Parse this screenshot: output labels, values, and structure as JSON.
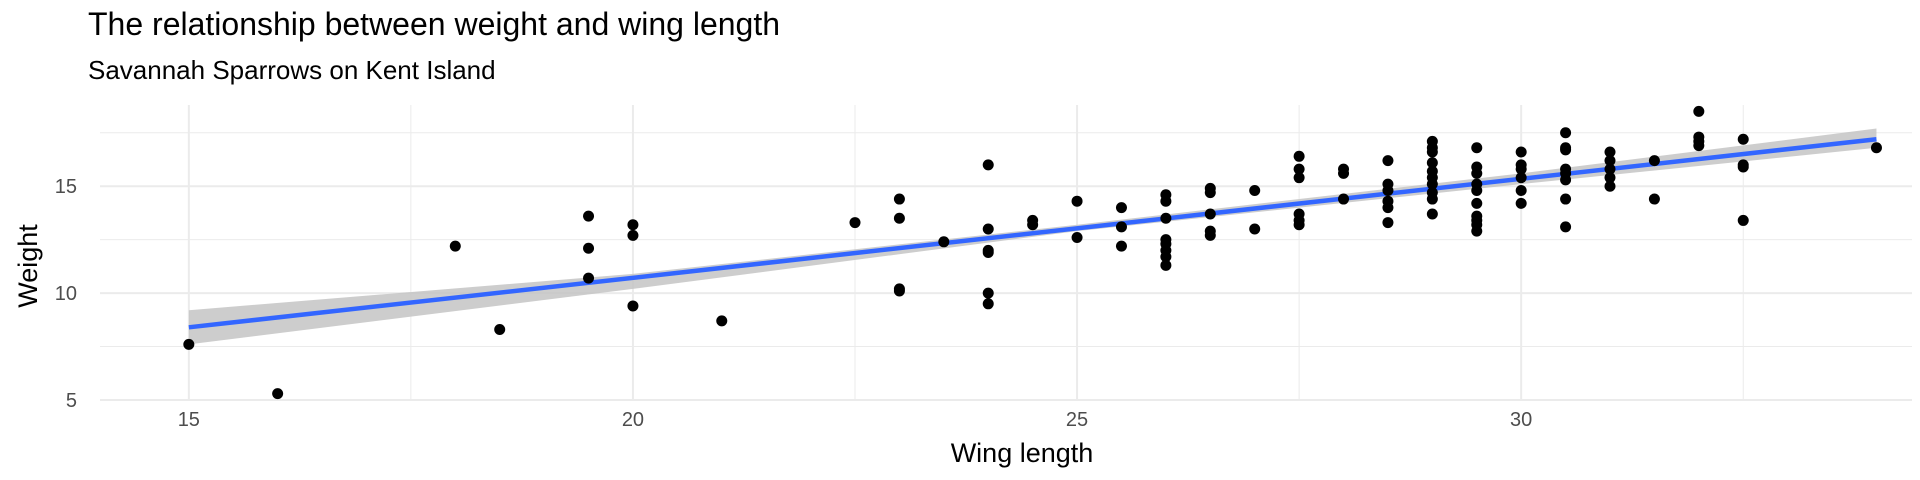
{
  "colors": {
    "background": "#ffffff",
    "grid": "#ebebeb",
    "points": "#000000",
    "fit_line": "#3366ff",
    "confidence_band": "#c4c4c4"
  },
  "chart_data": {
    "type": "scatter",
    "title": "The relationship between weight and wing length",
    "subtitle": "Savannah Sparrows on Kent Island",
    "xlabel": "Wing length",
    "ylabel": "Weight",
    "xlim": [
      14,
      34.4
    ],
    "ylim": [
      5,
      18.8
    ],
    "x_ticks": [
      15,
      20,
      25,
      30
    ],
    "y_ticks": [
      5,
      10,
      15
    ],
    "grid": true,
    "legend": "none",
    "points": [
      [
        15,
        7.6
      ],
      [
        16,
        5.3
      ],
      [
        18,
        12.2
      ],
      [
        18.5,
        8.3
      ],
      [
        19.5,
        13.6
      ],
      [
        19.5,
        12.1
      ],
      [
        19.5,
        10.7
      ],
      [
        20,
        13.2
      ],
      [
        20,
        12.7
      ],
      [
        20,
        9.4
      ],
      [
        21,
        8.7
      ],
      [
        22.5,
        13.3
      ],
      [
        23,
        14.4
      ],
      [
        23,
        13.5
      ],
      [
        23,
        10.2
      ],
      [
        23,
        10.1
      ],
      [
        23.5,
        12.4
      ],
      [
        24,
        16.0
      ],
      [
        24,
        13.0
      ],
      [
        24,
        12.0
      ],
      [
        24,
        11.9
      ],
      [
        24,
        10.0
      ],
      [
        24,
        9.5
      ],
      [
        24.5,
        13.4
      ],
      [
        24.5,
        13.2
      ],
      [
        25,
        14.3
      ],
      [
        25,
        12.6
      ],
      [
        25.5,
        14.0
      ],
      [
        25.5,
        13.1
      ],
      [
        25.5,
        12.2
      ],
      [
        26,
        14.6
      ],
      [
        26,
        14.3
      ],
      [
        26,
        13.5
      ],
      [
        26,
        12.5
      ],
      [
        26,
        12.3
      ],
      [
        26,
        12.0
      ],
      [
        26,
        11.7
      ],
      [
        26,
        11.3
      ],
      [
        26.5,
        14.9
      ],
      [
        26.5,
        14.7
      ],
      [
        26.5,
        13.7
      ],
      [
        26.5,
        12.9
      ],
      [
        26.5,
        12.7
      ],
      [
        27,
        14.8
      ],
      [
        27,
        13.0
      ],
      [
        27.5,
        16.4
      ],
      [
        27.5,
        15.8
      ],
      [
        27.5,
        15.4
      ],
      [
        27.5,
        13.7
      ],
      [
        27.5,
        13.4
      ],
      [
        27.5,
        13.2
      ],
      [
        28,
        15.8
      ],
      [
        28,
        15.6
      ],
      [
        28,
        14.4
      ],
      [
        28.5,
        16.2
      ],
      [
        28.5,
        15.1
      ],
      [
        28.5,
        14.8
      ],
      [
        28.5,
        14.3
      ],
      [
        28.5,
        14.0
      ],
      [
        28.5,
        13.3
      ],
      [
        29,
        17.1
      ],
      [
        29,
        16.8
      ],
      [
        29,
        16.6
      ],
      [
        29,
        16.1
      ],
      [
        29,
        15.7
      ],
      [
        29,
        15.4
      ],
      [
        29,
        15.1
      ],
      [
        29,
        14.7
      ],
      [
        29,
        14.4
      ],
      [
        29,
        13.7
      ],
      [
        29.5,
        16.8
      ],
      [
        29.5,
        15.9
      ],
      [
        29.5,
        15.6
      ],
      [
        29.5,
        15.1
      ],
      [
        29.5,
        14.8
      ],
      [
        29.5,
        14.2
      ],
      [
        29.5,
        13.6
      ],
      [
        29.5,
        13.4
      ],
      [
        29.5,
        13.2
      ],
      [
        29.5,
        12.9
      ],
      [
        30,
        16.6
      ],
      [
        30,
        16.0
      ],
      [
        30,
        15.8
      ],
      [
        30,
        15.4
      ],
      [
        30,
        14.8
      ],
      [
        30,
        14.2
      ],
      [
        30.5,
        17.5
      ],
      [
        30.5,
        16.8
      ],
      [
        30.5,
        16.7
      ],
      [
        30.5,
        15.8
      ],
      [
        30.5,
        15.6
      ],
      [
        30.5,
        15.3
      ],
      [
        30.5,
        14.4
      ],
      [
        30.5,
        13.1
      ],
      [
        31,
        16.6
      ],
      [
        31,
        16.2
      ],
      [
        31,
        15.8
      ],
      [
        31,
        15.4
      ],
      [
        31,
        15.0
      ],
      [
        31.5,
        16.2
      ],
      [
        31.5,
        14.4
      ],
      [
        32,
        18.5
      ],
      [
        32,
        17.3
      ],
      [
        32,
        17.1
      ],
      [
        32,
        16.9
      ],
      [
        32.5,
        17.2
      ],
      [
        32.5,
        16.0
      ],
      [
        32.5,
        15.9
      ],
      [
        32.5,
        13.4
      ],
      [
        34,
        16.8
      ]
    ],
    "fit": {
      "method": "linear",
      "line": [
        [
          15,
          8.4
        ],
        [
          34,
          17.2
        ]
      ],
      "band_lower": [
        [
          15,
          7.6
        ],
        [
          20,
          10.2
        ],
        [
          25,
          12.9
        ],
        [
          30,
          15.1
        ],
        [
          34,
          16.8
        ]
      ],
      "band_upper": [
        [
          15,
          9.2
        ],
        [
          20,
          10.9
        ],
        [
          25,
          13.2
        ],
        [
          30,
          15.6
        ],
        [
          34,
          17.7
        ]
      ]
    }
  }
}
####################
■ **DO THIS**: Repeat the listing in full and exactly. Do not include any images.

■ **RESULT OF THIS EXERCISE**:
Parse this screenshot: output labels, values, and structure as JSON.
{
  "colors": {
    "background": "#ffffff",
    "grid": "#ebebeb",
    "points": "#000000",
    "fit_line": "#3366ff",
    "confidence_band": "#c4c4c4"
  },
  "chart_data": {
    "type": "scatter",
    "title": "The relationship between weight and wing length",
    "subtitle": "Savannah Sparrows on Kent Island",
    "xlabel": "Wing length",
    "ylabel": "Weight",
    "xlim": [
      14,
      34.4
    ],
    "ylim": [
      5,
      18.8
    ],
    "x_ticks": [
      15,
      20,
      25,
      30
    ],
    "y_ticks": [
      5,
      10,
      15
    ],
    "grid": true,
    "legend": "none",
    "points": [
      [
        15,
        7.6
      ],
      [
        16,
        5.3
      ],
      [
        18,
        12.2
      ],
      [
        18.5,
        8.3
      ],
      [
        19.5,
        13.6
      ],
      [
        19.5,
        12.1
      ],
      [
        19.5,
        10.7
      ],
      [
        20,
        13.2
      ],
      [
        20,
        12.7
      ],
      [
        20,
        9.4
      ],
      [
        21,
        8.7
      ],
      [
        22.5,
        13.3
      ],
      [
        23,
        14.4
      ],
      [
        23,
        13.5
      ],
      [
        23,
        10.2
      ],
      [
        23,
        10.1
      ],
      [
        23.5,
        12.4
      ],
      [
        24,
        16.0
      ],
      [
        24,
        13.0
      ],
      [
        24,
        12.0
      ],
      [
        24,
        11.9
      ],
      [
        24,
        10.0
      ],
      [
        24,
        9.5
      ],
      [
        24.5,
        13.4
      ],
      [
        24.5,
        13.2
      ],
      [
        25,
        14.3
      ],
      [
        25,
        12.6
      ],
      [
        25.5,
        14.0
      ],
      [
        25.5,
        13.1
      ],
      [
        25.5,
        12.2
      ],
      [
        26,
        14.6
      ],
      [
        26,
        14.3
      ],
      [
        26,
        13.5
      ],
      [
        26,
        12.5
      ],
      [
        26,
        12.3
      ],
      [
        26,
        12.0
      ],
      [
        26,
        11.7
      ],
      [
        26,
        11.3
      ],
      [
        26.5,
        14.9
      ],
      [
        26.5,
        14.7
      ],
      [
        26.5,
        13.7
      ],
      [
        26.5,
        12.9
      ],
      [
        26.5,
        12.7
      ],
      [
        27,
        14.8
      ],
      [
        27,
        13.0
      ],
      [
        27.5,
        16.4
      ],
      [
        27.5,
        15.8
      ],
      [
        27.5,
        15.4
      ],
      [
        27.5,
        13.7
      ],
      [
        27.5,
        13.4
      ],
      [
        27.5,
        13.2
      ],
      [
        28,
        15.8
      ],
      [
        28,
        15.6
      ],
      [
        28,
        14.4
      ],
      [
        28.5,
        16.2
      ],
      [
        28.5,
        15.1
      ],
      [
        28.5,
        14.8
      ],
      [
        28.5,
        14.3
      ],
      [
        28.5,
        14.0
      ],
      [
        28.5,
        13.3
      ],
      [
        29,
        17.1
      ],
      [
        29,
        16.8
      ],
      [
        29,
        16.6
      ],
      [
        29,
        16.1
      ],
      [
        29,
        15.7
      ],
      [
        29,
        15.4
      ],
      [
        29,
        15.1
      ],
      [
        29,
        14.7
      ],
      [
        29,
        14.4
      ],
      [
        29,
        13.7
      ],
      [
        29.5,
        16.8
      ],
      [
        29.5,
        15.9
      ],
      [
        29.5,
        15.6
      ],
      [
        29.5,
        15.1
      ],
      [
        29.5,
        14.8
      ],
      [
        29.5,
        14.2
      ],
      [
        29.5,
        13.6
      ],
      [
        29.5,
        13.4
      ],
      [
        29.5,
        13.2
      ],
      [
        29.5,
        12.9
      ],
      [
        30,
        16.6
      ],
      [
        30,
        16.0
      ],
      [
        30,
        15.8
      ],
      [
        30,
        15.4
      ],
      [
        30,
        14.8
      ],
      [
        30,
        14.2
      ],
      [
        30.5,
        17.5
      ],
      [
        30.5,
        16.8
      ],
      [
        30.5,
        16.7
      ],
      [
        30.5,
        15.8
      ],
      [
        30.5,
        15.6
      ],
      [
        30.5,
        15.3
      ],
      [
        30.5,
        14.4
      ],
      [
        30.5,
        13.1
      ],
      [
        31,
        16.6
      ],
      [
        31,
        16.2
      ],
      [
        31,
        15.8
      ],
      [
        31,
        15.4
      ],
      [
        31,
        15.0
      ],
      [
        31.5,
        16.2
      ],
      [
        31.5,
        14.4
      ],
      [
        32,
        18.5
      ],
      [
        32,
        17.3
      ],
      [
        32,
        17.1
      ],
      [
        32,
        16.9
      ],
      [
        32.5,
        17.2
      ],
      [
        32.5,
        16.0
      ],
      [
        32.5,
        15.9
      ],
      [
        32.5,
        13.4
      ],
      [
        34,
        16.8
      ]
    ],
    "fit": {
      "method": "linear",
      "line": [
        [
          15,
          8.4
        ],
        [
          34,
          17.2
        ]
      ],
      "band_lower": [
        [
          15,
          7.6
        ],
        [
          20,
          10.2
        ],
        [
          25,
          12.9
        ],
        [
          30,
          15.1
        ],
        [
          34,
          16.8
        ]
      ],
      "band_upper": [
        [
          15,
          9.2
        ],
        [
          20,
          10.9
        ],
        [
          25,
          13.2
        ],
        [
          30,
          15.6
        ],
        [
          34,
          17.7
        ]
      ]
    }
  }
}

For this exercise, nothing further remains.